>> Start

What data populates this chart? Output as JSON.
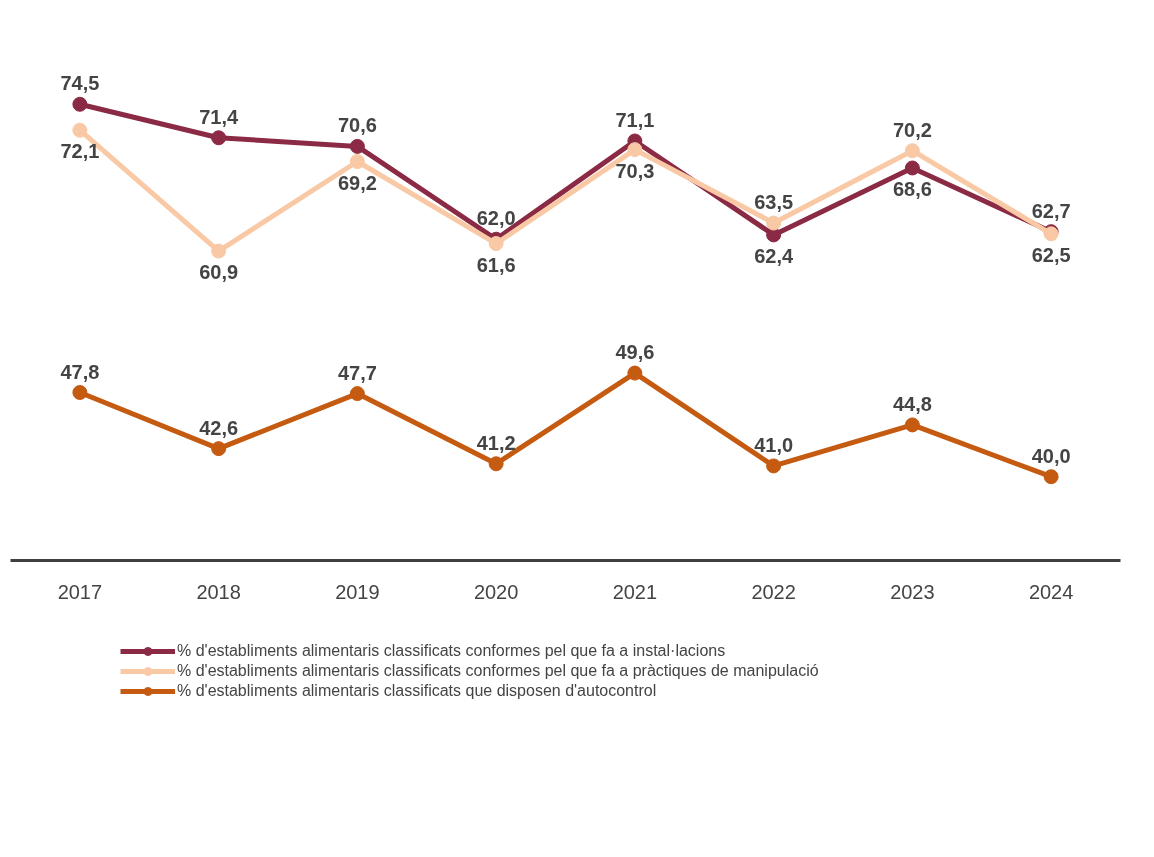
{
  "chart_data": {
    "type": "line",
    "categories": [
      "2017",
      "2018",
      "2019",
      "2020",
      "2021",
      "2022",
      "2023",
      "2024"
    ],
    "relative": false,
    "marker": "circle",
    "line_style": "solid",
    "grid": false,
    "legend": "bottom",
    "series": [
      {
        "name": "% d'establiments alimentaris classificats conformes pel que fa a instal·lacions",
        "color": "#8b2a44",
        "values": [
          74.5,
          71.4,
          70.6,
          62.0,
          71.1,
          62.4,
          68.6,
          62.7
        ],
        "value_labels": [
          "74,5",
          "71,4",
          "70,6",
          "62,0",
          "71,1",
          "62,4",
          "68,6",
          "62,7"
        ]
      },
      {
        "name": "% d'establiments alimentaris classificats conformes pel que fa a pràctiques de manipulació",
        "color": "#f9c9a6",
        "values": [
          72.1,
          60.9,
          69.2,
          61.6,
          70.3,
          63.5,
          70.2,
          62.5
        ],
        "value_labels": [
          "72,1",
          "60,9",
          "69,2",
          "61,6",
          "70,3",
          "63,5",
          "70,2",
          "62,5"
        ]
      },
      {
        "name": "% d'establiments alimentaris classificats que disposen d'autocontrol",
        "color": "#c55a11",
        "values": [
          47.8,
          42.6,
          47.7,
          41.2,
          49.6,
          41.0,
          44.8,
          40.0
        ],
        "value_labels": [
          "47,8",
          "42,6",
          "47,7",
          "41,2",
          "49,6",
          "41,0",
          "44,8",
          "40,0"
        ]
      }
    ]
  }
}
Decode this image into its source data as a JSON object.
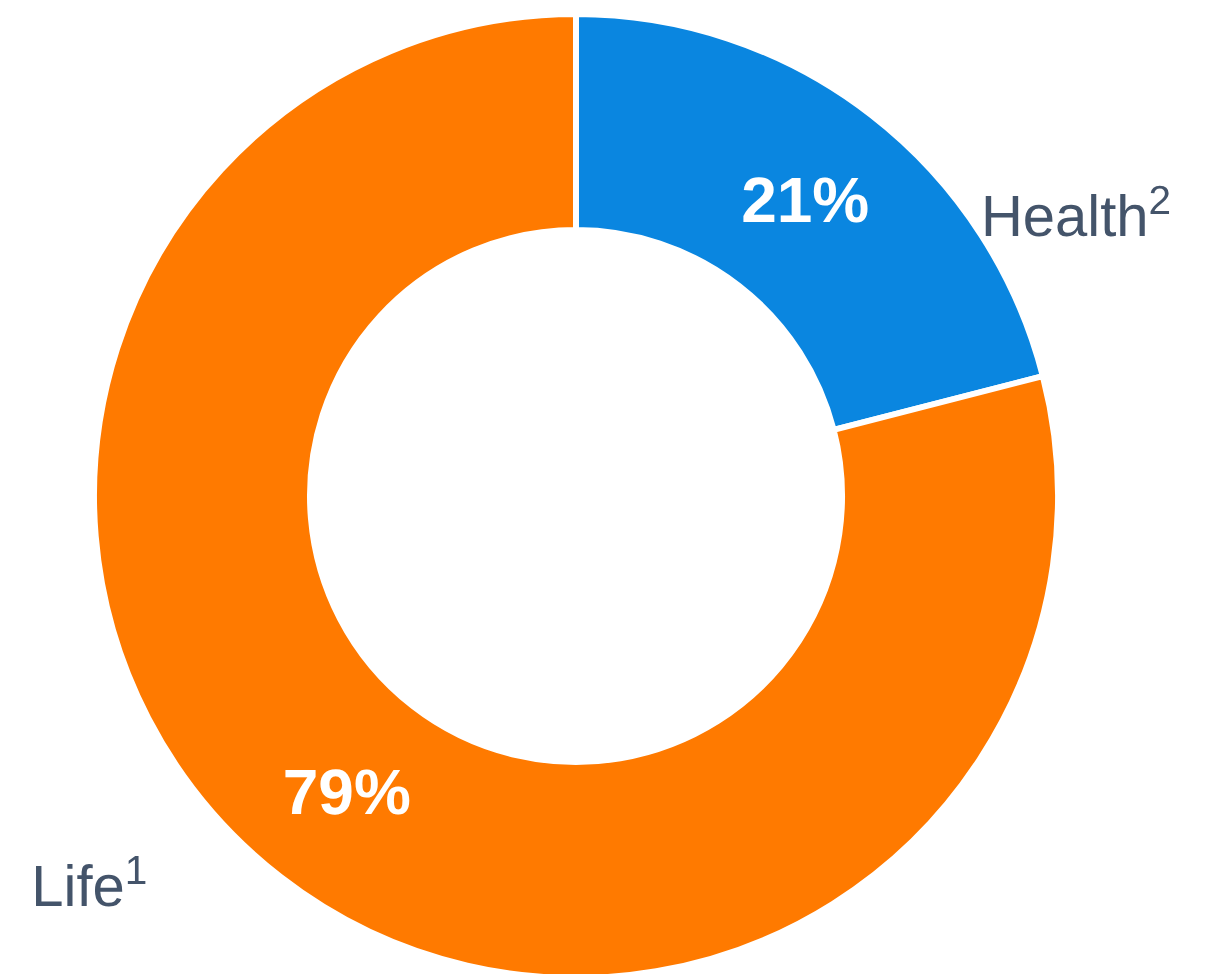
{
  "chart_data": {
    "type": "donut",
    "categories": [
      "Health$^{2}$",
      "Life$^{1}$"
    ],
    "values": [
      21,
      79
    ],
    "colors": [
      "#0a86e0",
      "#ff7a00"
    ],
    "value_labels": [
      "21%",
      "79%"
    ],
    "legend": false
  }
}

>> End

> [Task goal]:
Go through the data above and transcribe it in full, omitting any image.

> [Exercise output]:
What data populates this chart? Output as JSON.
{
  "chart_data": {
    "type": "line",
    "categories": [
      "2017",
      "2018",
      "2019",
      "2020",
      "2021",
      "2022",
      "2023",
      "2024"
    ],
    "relative": false,
    "marker": "circle",
    "line_style": "solid",
    "grid": false,
    "legend": "bottom",
    "series": [
      {
        "name": "% d'establiments alimentaris classificats conformes pel que fa a instal·lacions",
        "color": "#8b2a44",
        "values": [
          74.5,
          71.4,
          70.6,
          62.0,
          71.1,
          62.4,
          68.6,
          62.7
        ],
        "value_labels": [
          "74,5",
          "71,4",
          "70,6",
          "62,0",
          "71,1",
          "62,4",
          "68,6",
          "62,7"
        ]
      },
      {
        "name": "% d'establiments alimentaris classificats conformes pel que fa a pràctiques de manipulació",
        "color": "#f9c9a6",
        "values": [
          72.1,
          60.9,
          69.2,
          61.6,
          70.3,
          63.5,
          70.2,
          62.5
        ],
        "value_labels": [
          "72,1",
          "60,9",
          "69,2",
          "61,6",
          "70,3",
          "63,5",
          "70,2",
          "62,5"
        ]
      },
      {
        "name": "% d'establiments alimentaris classificats que disposen d'autocontrol",
        "color": "#c55a11",
        "values": [
          47.8,
          42.6,
          47.7,
          41.2,
          49.6,
          41.0,
          44.8,
          40.0
        ],
        "value_labels": [
          "47,8",
          "42,6",
          "47,7",
          "41,2",
          "49,6",
          "41,0",
          "44,8",
          "40,0"
        ]
      }
    ]
  }
}
Decode this image into its source data as a JSON object.
{
  "chart_data": {
    "type": "donut",
    "categories": [
      "Health$^{2}$",
      "Life$^{1}$"
    ],
    "values": [
      21,
      79
    ],
    "colors": [
      "#0a86e0",
      "#ff7a00"
    ],
    "value_labels": [
      "21%",
      "79%"
    ],
    "legend": false
  }
}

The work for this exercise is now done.